> **Problem requirements**
Give the material again in full, matching it exactly.

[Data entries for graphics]

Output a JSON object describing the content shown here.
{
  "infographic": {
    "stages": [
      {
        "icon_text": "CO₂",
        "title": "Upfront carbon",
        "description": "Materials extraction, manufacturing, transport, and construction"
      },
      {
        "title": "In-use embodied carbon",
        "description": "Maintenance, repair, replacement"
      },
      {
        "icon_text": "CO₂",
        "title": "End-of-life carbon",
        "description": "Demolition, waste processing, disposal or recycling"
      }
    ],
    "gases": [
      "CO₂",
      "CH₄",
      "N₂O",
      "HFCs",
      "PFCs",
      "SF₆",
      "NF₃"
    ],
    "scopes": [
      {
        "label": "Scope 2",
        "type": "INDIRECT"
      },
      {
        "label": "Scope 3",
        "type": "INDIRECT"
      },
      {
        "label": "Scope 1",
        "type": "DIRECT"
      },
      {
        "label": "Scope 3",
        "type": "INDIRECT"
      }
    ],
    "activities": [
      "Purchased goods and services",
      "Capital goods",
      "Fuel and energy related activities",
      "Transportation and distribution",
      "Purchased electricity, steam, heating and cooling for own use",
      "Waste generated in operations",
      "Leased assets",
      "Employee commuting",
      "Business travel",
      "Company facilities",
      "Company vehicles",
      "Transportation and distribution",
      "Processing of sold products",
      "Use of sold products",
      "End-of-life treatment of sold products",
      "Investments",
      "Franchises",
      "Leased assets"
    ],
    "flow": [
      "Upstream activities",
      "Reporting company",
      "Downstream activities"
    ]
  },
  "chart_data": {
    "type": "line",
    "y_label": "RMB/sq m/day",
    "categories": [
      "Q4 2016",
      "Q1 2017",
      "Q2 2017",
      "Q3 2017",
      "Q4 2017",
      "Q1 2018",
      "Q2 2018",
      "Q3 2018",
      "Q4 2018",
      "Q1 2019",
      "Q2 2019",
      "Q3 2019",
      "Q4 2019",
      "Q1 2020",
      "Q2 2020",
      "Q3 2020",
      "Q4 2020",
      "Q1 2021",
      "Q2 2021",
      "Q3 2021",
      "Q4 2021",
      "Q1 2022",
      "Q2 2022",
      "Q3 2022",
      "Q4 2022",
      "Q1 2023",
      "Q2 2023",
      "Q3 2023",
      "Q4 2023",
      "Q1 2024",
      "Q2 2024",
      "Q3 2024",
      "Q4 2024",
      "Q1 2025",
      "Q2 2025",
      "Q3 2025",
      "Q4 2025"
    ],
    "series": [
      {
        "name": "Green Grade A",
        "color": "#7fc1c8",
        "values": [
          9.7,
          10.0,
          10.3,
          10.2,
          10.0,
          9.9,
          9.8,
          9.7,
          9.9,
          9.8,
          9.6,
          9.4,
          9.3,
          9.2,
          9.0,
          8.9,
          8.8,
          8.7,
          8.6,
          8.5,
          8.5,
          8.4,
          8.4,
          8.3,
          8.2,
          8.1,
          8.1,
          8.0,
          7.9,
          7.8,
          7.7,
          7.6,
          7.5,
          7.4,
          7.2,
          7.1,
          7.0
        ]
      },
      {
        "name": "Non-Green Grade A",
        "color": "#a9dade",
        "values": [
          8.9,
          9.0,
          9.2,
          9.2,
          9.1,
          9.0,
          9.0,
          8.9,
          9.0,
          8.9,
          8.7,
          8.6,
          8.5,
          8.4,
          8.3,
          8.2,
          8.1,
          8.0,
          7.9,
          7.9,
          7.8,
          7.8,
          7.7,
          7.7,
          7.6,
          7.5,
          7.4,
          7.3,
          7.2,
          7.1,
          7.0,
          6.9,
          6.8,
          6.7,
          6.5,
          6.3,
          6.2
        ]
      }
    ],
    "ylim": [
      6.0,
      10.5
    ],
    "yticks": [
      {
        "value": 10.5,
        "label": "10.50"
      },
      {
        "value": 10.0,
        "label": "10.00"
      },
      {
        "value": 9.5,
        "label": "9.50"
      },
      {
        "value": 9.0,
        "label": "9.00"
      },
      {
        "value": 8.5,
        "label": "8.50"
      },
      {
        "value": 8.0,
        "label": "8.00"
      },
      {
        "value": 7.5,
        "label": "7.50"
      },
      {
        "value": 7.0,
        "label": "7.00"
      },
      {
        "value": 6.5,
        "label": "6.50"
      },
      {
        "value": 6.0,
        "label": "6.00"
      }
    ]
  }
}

> **Exercise response**
Output a JSON object describing the content shown here.
{
  "infographic": {
    "stages": [
      {
        "icon_text": "CO₂",
        "title": "Upfront carbon",
        "description": "Materials extraction, manufacturing, transport, and construction"
      },
      {
        "title": "In-use embodied carbon",
        "description": "Maintenance, repair, replacement"
      },
      {
        "icon_text": "CO₂",
        "title": "End-of-life carbon",
        "description": "Demolition, waste processing, disposal or recycling"
      }
    ],
    "gases": [
      "CO₂",
      "CH₄",
      "N₂O",
      "HFCs",
      "PFCs",
      "SF₆",
      "NF₃"
    ],
    "scopes": [
      {
        "label": "Scope 2",
        "type": "INDIRECT"
      },
      {
        "label": "Scope 3",
        "type": "INDIRECT"
      },
      {
        "label": "Scope 1",
        "type": "DIRECT"
      },
      {
        "label": "Scope 3",
        "type": "INDIRECT"
      }
    ],
    "activities": [
      "Purchased goods and services",
      "Capital goods",
      "Fuel and energy related activities",
      "Transportation and distribution",
      "Purchased electricity, steam, heating and cooling for own use",
      "Waste generated in operations",
      "Leased assets",
      "Employee commuting",
      "Business travel",
      "Company facilities",
      "Company vehicles",
      "Transportation and distribution",
      "Processing of sold products",
      "Use of sold products",
      "End-of-life treatment of sold products",
      "Investments",
      "Franchises",
      "Leased assets"
    ],
    "flow": [
      "Upstream activities",
      "Reporting company",
      "Downstream activities"
    ]
  },
  "chart_data": {
    "type": "line",
    "y_label": "RMB/sq m/day",
    "categories": [
      "Q4 2016",
      "Q1 2017",
      "Q2 2017",
      "Q3 2017",
      "Q4 2017",
      "Q1 2018",
      "Q2 2018",
      "Q3 2018",
      "Q4 2018",
      "Q1 2019",
      "Q2 2019",
      "Q3 2019",
      "Q4 2019",
      "Q1 2020",
      "Q2 2020",
      "Q3 2020",
      "Q4 2020",
      "Q1 2021",
      "Q2 2021",
      "Q3 2021",
      "Q4 2021",
      "Q1 2022",
      "Q2 2022",
      "Q3 2022",
      "Q4 2022",
      "Q1 2023",
      "Q2 2023",
      "Q3 2023",
      "Q4 2023",
      "Q1 2024",
      "Q2 2024",
      "Q3 2024",
      "Q4 2024",
      "Q1 2025",
      "Q2 2025",
      "Q3 2025",
      "Q4 2025"
    ],
    "series": [
      {
        "name": "Green Grade A",
        "color": "#7fc1c8",
        "values": [
          9.7,
          10.0,
          10.3,
          10.2,
          10.0,
          9.9,
          9.8,
          9.7,
          9.9,
          9.8,
          9.6,
          9.4,
          9.3,
          9.2,
          9.0,
          8.9,
          8.8,
          8.7,
          8.6,
          8.5,
          8.5,
          8.4,
          8.4,
          8.3,
          8.2,
          8.1,
          8.1,
          8.0,
          7.9,
          7.8,
          7.7,
          7.6,
          7.5,
          7.4,
          7.2,
          7.1,
          7.0
        ]
      },
      {
        "name": "Non-Green Grade A",
        "color": "#a9dade",
        "values": [
          8.9,
          9.0,
          9.2,
          9.2,
          9.1,
          9.0,
          9.0,
          8.9,
          9.0,
          8.9,
          8.7,
          8.6,
          8.5,
          8.4,
          8.3,
          8.2,
          8.1,
          8.0,
          7.9,
          7.9,
          7.8,
          7.8,
          7.7,
          7.7,
          7.6,
          7.5,
          7.4,
          7.3,
          7.2,
          7.1,
          7.0,
          6.9,
          6.8,
          6.7,
          6.5,
          6.3,
          6.2
        ]
      }
    ],
    "ylim": [
      6.0,
      10.5
    ],
    "yticks": [
      {
        "value": 10.5,
        "label": "10.50"
      },
      {
        "value": 10.0,
        "label": "10.00"
      },
      {
        "value": 9.5,
        "label": "9.50"
      },
      {
        "value": 9.0,
        "label": "9.00"
      },
      {
        "value": 8.5,
        "label": "8.50"
      },
      {
        "value": 8.0,
        "label": "8.00"
      },
      {
        "value": 7.5,
        "label": "7.50"
      },
      {
        "value": 7.0,
        "label": "7.00"
      },
      {
        "value": 6.5,
        "label": "6.50"
      },
      {
        "value": 6.0,
        "label": "6.00"
      }
    ]
  }
}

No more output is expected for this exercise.